[STATED TASK]
Select the lines that contain "small" and copy each of them.
------ DATA RECORDS ------
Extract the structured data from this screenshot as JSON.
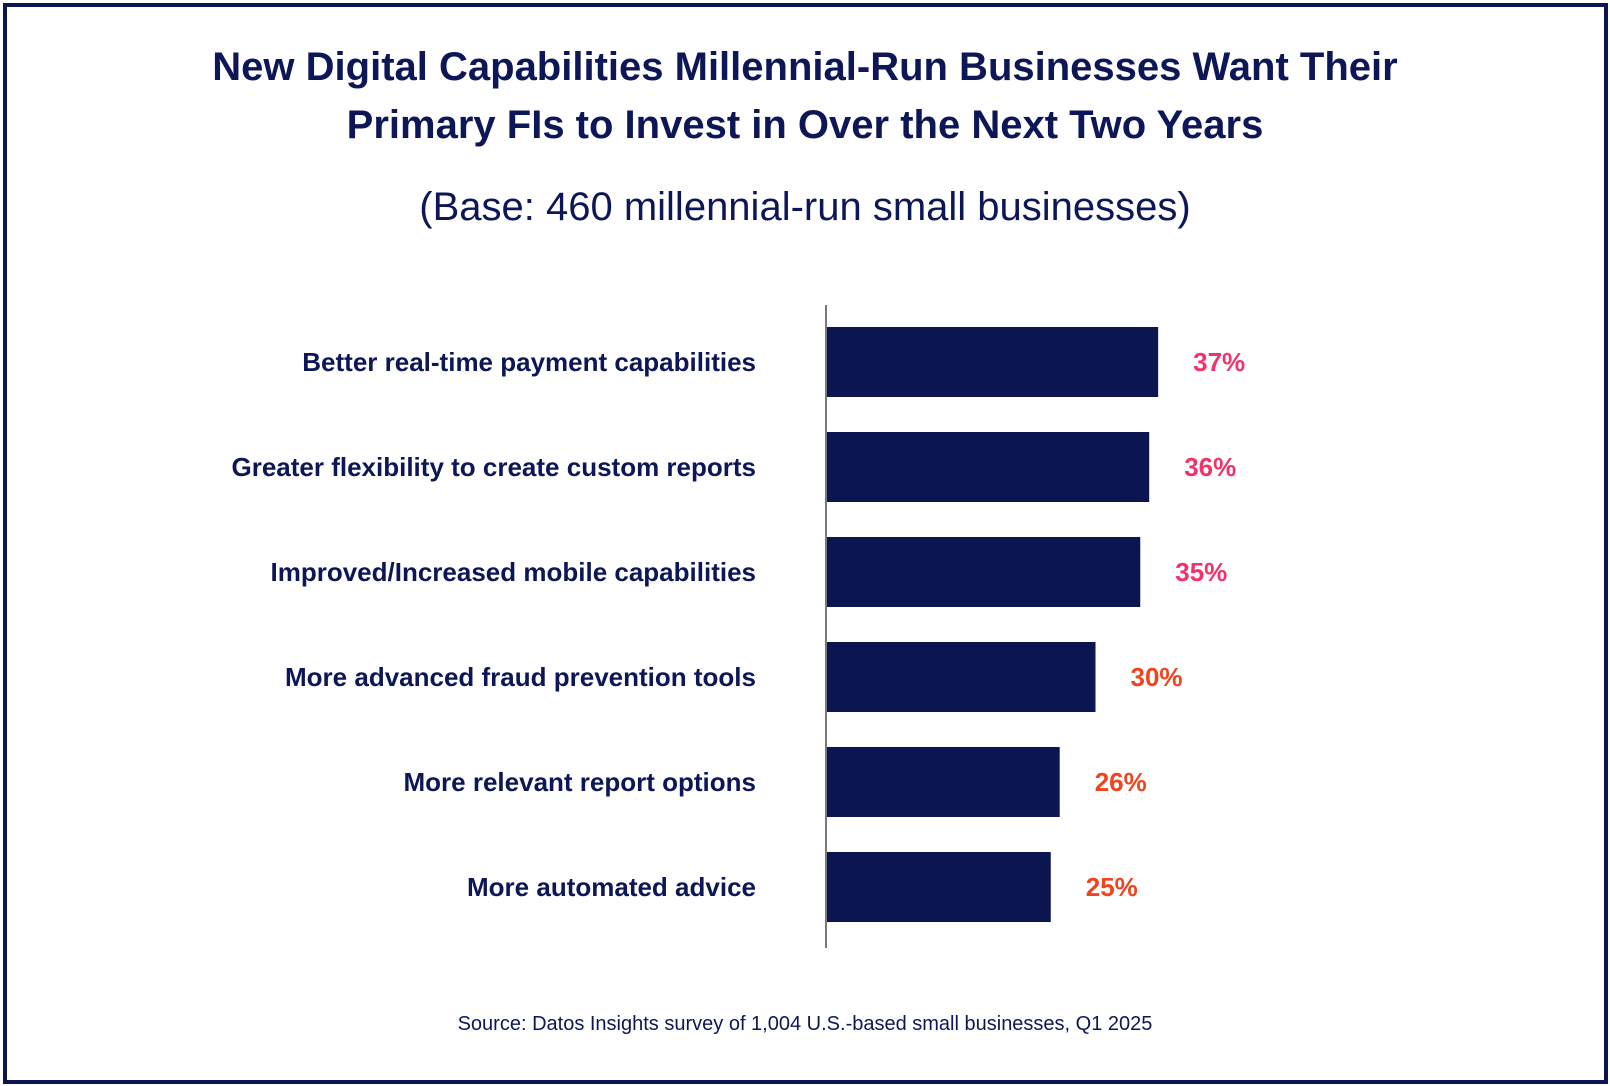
{
  "chart_data": {
    "type": "bar",
    "orientation": "horizontal",
    "title": [
      "New Digital Capabilities Millennial-Run Businesses Want Their",
      "Primary FIs to Invest in Over the Next Two Years"
    ],
    "subtitle": "(Base: 460 millennial-run small businesses)",
    "categories": [
      "Better real-time payment capabilities",
      "Greater flexibility to create custom reports",
      "Improved/Increased mobile capabilities",
      "More advanced fraud prevention tools",
      "More relevant report options",
      "More automated advice"
    ],
    "values": [
      37,
      36,
      35,
      30,
      26,
      25
    ],
    "value_labels": [
      "37%",
      "36%",
      "35%",
      "30%",
      "26%",
      "25%"
    ],
    "unit": "%",
    "source": "Source: Datos Insights survey of 1,004 U.S.-based small businesses, Q1 2025",
    "grid": false,
    "legend": "none",
    "colors": {
      "bar": "#0b1650",
      "axis": "#7a7a7a",
      "category_text": "#0d1757",
      "title_text": "#0d1757",
      "label_pink": "#f0346a",
      "label_orange": "#f0441f",
      "frame": "#0b1650"
    },
    "value_label_colors": [
      "#f0346a",
      "#f0346a",
      "#f0346a",
      "#f0441f",
      "#f0441f",
      "#f0441f"
    ]
  }
}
------
[SOLVED PROBLEM]
    "subtitle": "(Base: 460 millennial-run small businesses)",
    "source": "Source: Datos Insights survey of 1,004 U.S.-based small businesses, Q1 2025",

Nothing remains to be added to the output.